— begin RECORDS PROVIDED —
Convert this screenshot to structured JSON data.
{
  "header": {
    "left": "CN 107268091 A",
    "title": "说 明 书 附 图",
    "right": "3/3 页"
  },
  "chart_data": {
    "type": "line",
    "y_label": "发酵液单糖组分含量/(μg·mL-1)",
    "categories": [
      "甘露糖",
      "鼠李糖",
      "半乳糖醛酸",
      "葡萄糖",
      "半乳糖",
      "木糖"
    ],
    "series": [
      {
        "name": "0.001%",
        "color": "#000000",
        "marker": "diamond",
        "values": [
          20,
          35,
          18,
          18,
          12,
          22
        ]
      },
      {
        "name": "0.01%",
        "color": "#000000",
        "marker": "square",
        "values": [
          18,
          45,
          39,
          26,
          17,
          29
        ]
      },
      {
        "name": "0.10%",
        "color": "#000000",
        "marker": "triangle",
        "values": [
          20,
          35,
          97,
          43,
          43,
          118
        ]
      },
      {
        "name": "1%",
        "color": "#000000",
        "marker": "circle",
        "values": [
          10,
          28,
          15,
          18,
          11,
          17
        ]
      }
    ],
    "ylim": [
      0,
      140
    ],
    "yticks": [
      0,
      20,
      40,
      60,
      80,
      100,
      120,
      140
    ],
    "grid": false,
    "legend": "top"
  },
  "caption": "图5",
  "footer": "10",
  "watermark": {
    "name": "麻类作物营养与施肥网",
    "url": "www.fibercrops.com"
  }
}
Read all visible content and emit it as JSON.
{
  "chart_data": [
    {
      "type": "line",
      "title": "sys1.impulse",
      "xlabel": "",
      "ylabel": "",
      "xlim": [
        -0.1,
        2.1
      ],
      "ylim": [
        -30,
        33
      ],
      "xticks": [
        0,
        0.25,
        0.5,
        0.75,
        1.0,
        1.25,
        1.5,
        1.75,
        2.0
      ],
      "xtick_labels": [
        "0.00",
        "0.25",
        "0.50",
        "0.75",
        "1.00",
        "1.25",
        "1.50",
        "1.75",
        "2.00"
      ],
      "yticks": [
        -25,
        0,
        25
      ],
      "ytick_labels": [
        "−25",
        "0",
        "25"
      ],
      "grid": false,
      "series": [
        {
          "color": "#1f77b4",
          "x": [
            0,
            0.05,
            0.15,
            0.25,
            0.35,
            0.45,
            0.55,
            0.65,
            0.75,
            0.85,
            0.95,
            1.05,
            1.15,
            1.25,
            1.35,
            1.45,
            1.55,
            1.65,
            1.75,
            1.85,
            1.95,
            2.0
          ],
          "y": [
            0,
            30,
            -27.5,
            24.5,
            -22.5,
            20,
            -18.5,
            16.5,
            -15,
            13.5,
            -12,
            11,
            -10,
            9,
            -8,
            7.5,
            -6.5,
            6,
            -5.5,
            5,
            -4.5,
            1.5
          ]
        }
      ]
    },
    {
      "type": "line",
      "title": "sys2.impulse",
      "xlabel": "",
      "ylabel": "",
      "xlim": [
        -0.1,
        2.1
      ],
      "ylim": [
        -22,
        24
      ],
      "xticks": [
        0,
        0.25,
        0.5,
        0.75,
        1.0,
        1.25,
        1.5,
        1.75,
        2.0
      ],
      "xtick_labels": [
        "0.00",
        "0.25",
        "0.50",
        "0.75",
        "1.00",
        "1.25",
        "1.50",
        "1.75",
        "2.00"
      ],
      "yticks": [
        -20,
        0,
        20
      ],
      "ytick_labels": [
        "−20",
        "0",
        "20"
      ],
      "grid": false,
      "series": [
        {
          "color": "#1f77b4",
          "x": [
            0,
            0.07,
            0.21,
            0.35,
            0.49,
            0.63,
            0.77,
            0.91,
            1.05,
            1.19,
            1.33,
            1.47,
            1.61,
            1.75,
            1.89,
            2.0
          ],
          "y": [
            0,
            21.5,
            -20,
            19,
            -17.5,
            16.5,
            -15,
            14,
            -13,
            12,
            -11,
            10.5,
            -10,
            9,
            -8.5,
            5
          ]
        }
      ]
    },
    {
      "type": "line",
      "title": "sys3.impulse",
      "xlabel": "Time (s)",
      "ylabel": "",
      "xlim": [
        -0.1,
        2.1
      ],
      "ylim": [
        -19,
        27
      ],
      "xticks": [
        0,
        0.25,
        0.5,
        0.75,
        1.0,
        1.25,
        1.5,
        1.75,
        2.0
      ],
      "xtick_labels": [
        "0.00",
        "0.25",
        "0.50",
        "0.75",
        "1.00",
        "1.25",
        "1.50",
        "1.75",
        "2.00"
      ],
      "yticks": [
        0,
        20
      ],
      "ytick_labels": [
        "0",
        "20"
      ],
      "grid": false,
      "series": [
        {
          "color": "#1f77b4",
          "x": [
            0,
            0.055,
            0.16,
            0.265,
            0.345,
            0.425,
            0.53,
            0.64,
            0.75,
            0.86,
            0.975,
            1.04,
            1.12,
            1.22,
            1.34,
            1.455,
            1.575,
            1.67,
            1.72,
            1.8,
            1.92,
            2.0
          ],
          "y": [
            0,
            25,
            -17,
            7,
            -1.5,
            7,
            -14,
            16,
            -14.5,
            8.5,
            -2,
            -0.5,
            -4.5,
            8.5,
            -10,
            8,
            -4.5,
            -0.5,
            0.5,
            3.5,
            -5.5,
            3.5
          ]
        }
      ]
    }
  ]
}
— end RECORDS PROVIDED —
◆ WHAT IS ASKED: Without leaving anything out, give the entries again exactly.

◆ EXPECTED OUTPUT:
Convert this screenshot to structured JSON data.
{
  "header": {
    "left": "CN 107268091 A",
    "title": "说 明 书 附 图",
    "right": "3/3 页"
  },
  "chart_data": {
    "type": "line",
    "y_label": "发酵液单糖组分含量/(μg·mL-1)",
    "categories": [
      "甘露糖",
      "鼠李糖",
      "半乳糖醛酸",
      "葡萄糖",
      "半乳糖",
      "木糖"
    ],
    "series": [
      {
        "name": "0.001%",
        "color": "#000000",
        "marker": "diamond",
        "values": [
          20,
          35,
          18,
          18,
          12,
          22
        ]
      },
      {
        "name": "0.01%",
        "color": "#000000",
        "marker": "square",
        "values": [
          18,
          45,
          39,
          26,
          17,
          29
        ]
      },
      {
        "name": "0.10%",
        "color": "#000000",
        "marker": "triangle",
        "values": [
          20,
          35,
          97,
          43,
          43,
          118
        ]
      },
      {
        "name": "1%",
        "color": "#000000",
        "marker": "circle",
        "values": [
          10,
          28,
          15,
          18,
          11,
          17
        ]
      }
    ],
    "ylim": [
      0,
      140
    ],
    "yticks": [
      0,
      20,
      40,
      60,
      80,
      100,
      120,
      140
    ],
    "grid": false,
    "legend": "top"
  },
  "caption": "图5",
  "footer": "10",
  "watermark": {
    "name": "麻类作物营养与施肥网",
    "url": "www.fibercrops.com"
  }
}
Read all visible content and emit it as JSON.
{
  "chart_data": [
    {
      "type": "line",
      "title": "sys1.impulse",
      "xlabel": "",
      "ylabel": "",
      "xlim": [
        -0.1,
        2.1
      ],
      "ylim": [
        -30,
        33
      ],
      "xticks": [
        0,
        0.25,
        0.5,
        0.75,
        1.0,
        1.25,
        1.5,
        1.75,
        2.0
      ],
      "xtick_labels": [
        "0.00",
        "0.25",
        "0.50",
        "0.75",
        "1.00",
        "1.25",
        "1.50",
        "1.75",
        "2.00"
      ],
      "yticks": [
        -25,
        0,
        25
      ],
      "ytick_labels": [
        "−25",
        "0",
        "25"
      ],
      "grid": false,
      "series": [
        {
          "color": "#1f77b4",
          "x": [
            0,
            0.05,
            0.15,
            0.25,
            0.35,
            0.45,
            0.55,
            0.65,
            0.75,
            0.85,
            0.95,
            1.05,
            1.15,
            1.25,
            1.35,
            1.45,
            1.55,
            1.65,
            1.75,
            1.85,
            1.95,
            2.0
          ],
          "y": [
            0,
            30,
            -27.5,
            24.5,
            -22.5,
            20,
            -18.5,
            16.5,
            -15,
            13.5,
            -12,
            11,
            -10,
            9,
            -8,
            7.5,
            -6.5,
            6,
            -5.5,
            5,
            -4.5,
            1.5
          ]
        }
      ]
    },
    {
      "type": "line",
      "title": "sys2.impulse",
      "xlabel": "",
      "ylabel": "",
      "xlim": [
        -0.1,
        2.1
      ],
      "ylim": [
        -22,
        24
      ],
      "xticks": [
        0,
        0.25,
        0.5,
        0.75,
        1.0,
        1.25,
        1.5,
        1.75,
        2.0
      ],
      "xtick_labels": [
        "0.00",
        "0.25",
        "0.50",
        "0.75",
        "1.00",
        "1.25",
        "1.50",
        "1.75",
        "2.00"
      ],
      "yticks": [
        -20,
        0,
        20
      ],
      "ytick_labels": [
        "−20",
        "0",
        "20"
      ],
      "grid": false,
      "series": [
        {
          "color": "#1f77b4",
          "x": [
            0,
            0.07,
            0.21,
            0.35,
            0.49,
            0.63,
            0.77,
            0.91,
            1.05,
            1.19,
            1.33,
            1.47,
            1.61,
            1.75,
            1.89,
            2.0
          ],
          "y": [
            0,
            21.5,
            -20,
            19,
            -17.5,
            16.5,
            -15,
            14,
            -13,
            12,
            -11,
            10.5,
            -10,
            9,
            -8.5,
            5
          ]
        }
      ]
    },
    {
      "type": "line",
      "title": "sys3.impulse",
      "xlabel": "Time (s)",
      "ylabel": "",
      "xlim": [
        -0.1,
        2.1
      ],
      "ylim": [
        -19,
        27
      ],
      "xticks": [
        0,
        0.25,
        0.5,
        0.75,
        1.0,
        1.25,
        1.5,
        1.75,
        2.0
      ],
      "xtick_labels": [
        "0.00",
        "0.25",
        "0.50",
        "0.75",
        "1.00",
        "1.25",
        "1.50",
        "1.75",
        "2.00"
      ],
      "yticks": [
        0,
        20
      ],
      "ytick_labels": [
        "0",
        "20"
      ],
      "grid": false,
      "series": [
        {
          "color": "#1f77b4",
          "x": [
            0,
            0.055,
            0.16,
            0.265,
            0.345,
            0.425,
            0.53,
            0.64,
            0.75,
            0.86,
            0.975,
            1.04,
            1.12,
            1.22,
            1.34,
            1.455,
            1.575,
            1.67,
            1.72,
            1.8,
            1.92,
            2.0
          ],
          "y": [
            0,
            25,
            -17,
            7,
            -1.5,
            7,
            -14,
            16,
            -14.5,
            8.5,
            -2,
            -0.5,
            -4.5,
            8.5,
            -10,
            8,
            -4.5,
            -0.5,
            0.5,
            3.5,
            -5.5,
            3.5
          ]
        }
      ]
    }
  ]
}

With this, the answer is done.